◆ **Goal of the exercise**: Starting at the line with "Decode this image" in it, reproduce each line below through the last one, exactly, and include nothing else.

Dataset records
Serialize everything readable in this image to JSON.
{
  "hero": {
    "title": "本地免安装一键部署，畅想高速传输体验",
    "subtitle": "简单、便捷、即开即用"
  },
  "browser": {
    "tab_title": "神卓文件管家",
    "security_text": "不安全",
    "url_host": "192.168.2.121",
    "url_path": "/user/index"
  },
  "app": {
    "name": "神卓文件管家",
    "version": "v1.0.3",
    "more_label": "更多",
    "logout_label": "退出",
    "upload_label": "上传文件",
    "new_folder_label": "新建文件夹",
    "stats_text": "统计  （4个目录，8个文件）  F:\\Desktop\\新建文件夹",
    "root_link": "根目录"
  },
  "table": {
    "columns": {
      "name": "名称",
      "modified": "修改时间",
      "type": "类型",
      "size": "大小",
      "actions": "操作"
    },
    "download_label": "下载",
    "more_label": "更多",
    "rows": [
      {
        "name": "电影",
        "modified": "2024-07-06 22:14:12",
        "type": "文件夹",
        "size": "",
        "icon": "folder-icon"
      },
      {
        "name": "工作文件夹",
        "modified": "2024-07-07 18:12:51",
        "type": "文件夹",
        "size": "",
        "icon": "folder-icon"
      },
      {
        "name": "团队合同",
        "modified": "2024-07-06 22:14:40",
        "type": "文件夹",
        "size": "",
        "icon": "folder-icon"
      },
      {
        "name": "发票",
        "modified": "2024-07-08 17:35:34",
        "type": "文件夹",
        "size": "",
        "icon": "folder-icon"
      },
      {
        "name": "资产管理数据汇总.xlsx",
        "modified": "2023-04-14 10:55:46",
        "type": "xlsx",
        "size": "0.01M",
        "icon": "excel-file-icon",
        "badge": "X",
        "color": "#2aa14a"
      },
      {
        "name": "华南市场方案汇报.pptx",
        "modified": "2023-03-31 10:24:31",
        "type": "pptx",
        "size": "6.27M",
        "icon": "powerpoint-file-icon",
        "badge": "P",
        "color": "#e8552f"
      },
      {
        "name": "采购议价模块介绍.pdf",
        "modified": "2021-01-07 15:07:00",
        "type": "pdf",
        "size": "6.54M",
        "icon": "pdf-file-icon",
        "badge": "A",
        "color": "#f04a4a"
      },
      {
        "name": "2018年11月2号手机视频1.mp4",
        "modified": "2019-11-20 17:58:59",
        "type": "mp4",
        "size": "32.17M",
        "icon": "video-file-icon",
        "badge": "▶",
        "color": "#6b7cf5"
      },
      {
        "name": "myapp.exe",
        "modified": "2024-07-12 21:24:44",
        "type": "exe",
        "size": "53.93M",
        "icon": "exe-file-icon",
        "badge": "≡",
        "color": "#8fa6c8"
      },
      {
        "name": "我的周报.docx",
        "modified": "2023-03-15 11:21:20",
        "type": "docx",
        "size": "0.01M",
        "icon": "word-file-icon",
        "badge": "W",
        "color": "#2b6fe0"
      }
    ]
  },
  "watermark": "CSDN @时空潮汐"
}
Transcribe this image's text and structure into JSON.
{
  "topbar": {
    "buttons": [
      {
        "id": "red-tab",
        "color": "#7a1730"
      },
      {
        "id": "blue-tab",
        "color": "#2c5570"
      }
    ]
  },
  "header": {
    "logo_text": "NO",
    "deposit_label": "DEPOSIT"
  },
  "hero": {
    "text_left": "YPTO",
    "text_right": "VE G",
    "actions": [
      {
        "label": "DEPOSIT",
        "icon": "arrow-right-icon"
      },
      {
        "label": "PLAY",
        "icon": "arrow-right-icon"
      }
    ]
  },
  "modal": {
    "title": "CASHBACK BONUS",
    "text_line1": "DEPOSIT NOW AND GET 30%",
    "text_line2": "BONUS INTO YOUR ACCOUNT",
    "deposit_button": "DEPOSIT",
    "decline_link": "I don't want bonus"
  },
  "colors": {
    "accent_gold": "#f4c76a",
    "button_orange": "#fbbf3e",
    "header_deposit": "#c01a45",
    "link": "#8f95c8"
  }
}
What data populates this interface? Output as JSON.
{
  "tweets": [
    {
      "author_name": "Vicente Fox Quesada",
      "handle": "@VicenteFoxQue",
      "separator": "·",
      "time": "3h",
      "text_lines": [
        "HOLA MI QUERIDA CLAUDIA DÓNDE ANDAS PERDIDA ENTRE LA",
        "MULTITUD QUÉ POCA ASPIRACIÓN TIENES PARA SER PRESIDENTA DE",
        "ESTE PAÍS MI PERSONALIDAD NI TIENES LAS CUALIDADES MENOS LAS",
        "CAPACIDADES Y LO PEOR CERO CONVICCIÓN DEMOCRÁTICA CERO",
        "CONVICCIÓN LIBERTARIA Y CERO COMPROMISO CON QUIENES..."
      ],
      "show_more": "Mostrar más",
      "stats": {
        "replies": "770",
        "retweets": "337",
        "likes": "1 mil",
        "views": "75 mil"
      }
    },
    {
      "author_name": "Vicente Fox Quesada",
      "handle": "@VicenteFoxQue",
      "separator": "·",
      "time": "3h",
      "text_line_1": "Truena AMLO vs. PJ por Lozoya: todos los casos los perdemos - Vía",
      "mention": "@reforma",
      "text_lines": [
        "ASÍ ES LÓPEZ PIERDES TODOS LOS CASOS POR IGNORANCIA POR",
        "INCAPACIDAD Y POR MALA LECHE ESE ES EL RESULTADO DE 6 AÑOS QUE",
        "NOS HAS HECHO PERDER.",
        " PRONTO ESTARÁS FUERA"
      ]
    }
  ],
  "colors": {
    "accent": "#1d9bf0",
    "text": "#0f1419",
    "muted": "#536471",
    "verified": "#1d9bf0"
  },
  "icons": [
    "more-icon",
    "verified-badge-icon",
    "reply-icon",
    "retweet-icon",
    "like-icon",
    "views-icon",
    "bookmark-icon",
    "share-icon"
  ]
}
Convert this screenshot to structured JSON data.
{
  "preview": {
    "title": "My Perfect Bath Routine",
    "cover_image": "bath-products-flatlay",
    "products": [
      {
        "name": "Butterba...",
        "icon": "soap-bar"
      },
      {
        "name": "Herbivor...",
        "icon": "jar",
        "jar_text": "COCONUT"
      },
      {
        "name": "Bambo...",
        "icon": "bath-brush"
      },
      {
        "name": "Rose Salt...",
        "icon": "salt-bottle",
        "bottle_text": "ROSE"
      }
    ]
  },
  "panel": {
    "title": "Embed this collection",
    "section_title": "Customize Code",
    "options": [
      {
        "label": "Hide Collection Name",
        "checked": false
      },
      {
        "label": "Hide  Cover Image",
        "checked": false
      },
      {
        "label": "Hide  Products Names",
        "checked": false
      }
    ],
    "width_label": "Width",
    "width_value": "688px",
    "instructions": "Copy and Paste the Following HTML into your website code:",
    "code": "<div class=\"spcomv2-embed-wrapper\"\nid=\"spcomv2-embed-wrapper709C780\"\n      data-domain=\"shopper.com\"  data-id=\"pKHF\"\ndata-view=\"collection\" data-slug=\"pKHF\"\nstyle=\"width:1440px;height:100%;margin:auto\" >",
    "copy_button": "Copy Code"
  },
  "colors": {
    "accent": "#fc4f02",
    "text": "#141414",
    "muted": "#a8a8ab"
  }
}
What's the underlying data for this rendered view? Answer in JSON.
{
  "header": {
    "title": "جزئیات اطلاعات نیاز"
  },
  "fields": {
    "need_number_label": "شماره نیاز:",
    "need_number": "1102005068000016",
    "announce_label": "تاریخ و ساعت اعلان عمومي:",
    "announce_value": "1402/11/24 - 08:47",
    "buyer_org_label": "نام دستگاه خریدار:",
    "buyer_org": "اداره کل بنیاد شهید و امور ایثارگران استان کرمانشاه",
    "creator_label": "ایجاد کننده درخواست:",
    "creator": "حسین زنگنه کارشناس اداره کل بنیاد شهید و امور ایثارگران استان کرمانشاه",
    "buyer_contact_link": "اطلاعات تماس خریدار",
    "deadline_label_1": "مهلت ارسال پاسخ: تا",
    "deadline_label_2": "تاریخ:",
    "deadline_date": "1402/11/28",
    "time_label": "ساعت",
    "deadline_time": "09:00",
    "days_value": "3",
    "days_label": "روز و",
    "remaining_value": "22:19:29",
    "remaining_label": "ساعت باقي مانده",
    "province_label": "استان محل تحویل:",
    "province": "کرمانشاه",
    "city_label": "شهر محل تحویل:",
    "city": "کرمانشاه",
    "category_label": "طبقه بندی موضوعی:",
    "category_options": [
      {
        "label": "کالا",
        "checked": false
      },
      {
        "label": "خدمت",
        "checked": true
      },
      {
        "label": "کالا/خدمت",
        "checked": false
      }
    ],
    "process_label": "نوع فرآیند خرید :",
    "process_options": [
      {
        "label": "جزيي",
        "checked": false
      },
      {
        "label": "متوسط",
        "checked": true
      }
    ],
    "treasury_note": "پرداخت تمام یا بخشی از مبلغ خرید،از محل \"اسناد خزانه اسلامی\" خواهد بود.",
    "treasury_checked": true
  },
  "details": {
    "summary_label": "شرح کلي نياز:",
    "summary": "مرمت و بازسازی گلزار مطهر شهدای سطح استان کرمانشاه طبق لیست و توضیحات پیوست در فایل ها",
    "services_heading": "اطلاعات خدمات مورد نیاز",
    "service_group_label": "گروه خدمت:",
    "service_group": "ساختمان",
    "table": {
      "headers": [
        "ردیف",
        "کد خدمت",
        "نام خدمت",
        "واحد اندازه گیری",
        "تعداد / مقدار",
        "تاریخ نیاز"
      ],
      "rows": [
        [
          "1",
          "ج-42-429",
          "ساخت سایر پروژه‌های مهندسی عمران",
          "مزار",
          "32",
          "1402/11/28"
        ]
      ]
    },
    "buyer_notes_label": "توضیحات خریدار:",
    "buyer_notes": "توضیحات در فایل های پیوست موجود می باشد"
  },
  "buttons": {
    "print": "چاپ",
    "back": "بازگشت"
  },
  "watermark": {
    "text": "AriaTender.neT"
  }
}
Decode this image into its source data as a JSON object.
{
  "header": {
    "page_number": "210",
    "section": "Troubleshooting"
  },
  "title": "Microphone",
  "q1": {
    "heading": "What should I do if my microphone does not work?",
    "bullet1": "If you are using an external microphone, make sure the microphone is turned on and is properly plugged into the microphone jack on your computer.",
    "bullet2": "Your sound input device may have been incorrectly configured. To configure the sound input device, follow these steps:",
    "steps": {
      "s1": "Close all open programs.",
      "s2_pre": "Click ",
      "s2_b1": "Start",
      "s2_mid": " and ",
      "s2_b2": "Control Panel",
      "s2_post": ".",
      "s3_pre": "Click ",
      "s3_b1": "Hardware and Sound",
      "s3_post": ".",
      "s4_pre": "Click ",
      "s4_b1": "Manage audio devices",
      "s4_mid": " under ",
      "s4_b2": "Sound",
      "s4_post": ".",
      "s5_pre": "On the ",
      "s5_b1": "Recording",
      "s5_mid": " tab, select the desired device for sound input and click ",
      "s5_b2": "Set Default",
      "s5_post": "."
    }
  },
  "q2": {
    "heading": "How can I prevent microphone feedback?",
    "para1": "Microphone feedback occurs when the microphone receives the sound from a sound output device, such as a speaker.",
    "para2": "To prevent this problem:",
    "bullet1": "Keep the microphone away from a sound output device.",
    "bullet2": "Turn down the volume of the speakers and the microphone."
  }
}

◆ **Correct output**:
Decode this image into its source data as a JSON object.
{
  "header": {
    "page_number": "210",
    "section": "Troubleshooting"
  },
  "title": "Microphone",
  "q1": {
    "heading": "What should I do if my microphone does not work?",
    "bullet1": "If you are using an external microphone, make sure the microphone is turned on and is properly plugged into the microphone jack on your computer.",
    "bullet2": "Your sound input device may have been incorrectly configured. To configure the sound input device, follow these steps:",
    "steps": {
      "s1": "Close all open programs.",
      "s2_pre": "Click ",
      "s2_b1": "Start",
      "s2_mid": " and ",
      "s2_b2": "Control Panel",
      "s2_post": ".",
      "s3_pre": "Click ",
      "s3_b1": "Hardware and Sound",
      "s3_post": ".",
      "s4_pre": "Click ",
      "s4_b1": "Manage audio devices",
      "s4_mid": " under ",
      "s4_b2": "Sound",
      "s4_post": ".",
      "s5_pre": "On the ",
      "s5_b1": "Recording",
      "s5_mid": " tab, select the desired device for sound input and click ",
      "s5_b2": "Set Default",
      "s5_post": "."
    }
  },
  "q2": {
    "heading": "How can I prevent microphone feedback?",
    "para1": "Microphone feedback occurs when the microphone receives the sound from a sound output device, such as a speaker.",
    "para2": "To prevent this problem:",
    "bullet1": "Keep the microphone away from a sound output device.",
    "bullet2": "Turn down the volume of the speakers and the microphone."
  }
}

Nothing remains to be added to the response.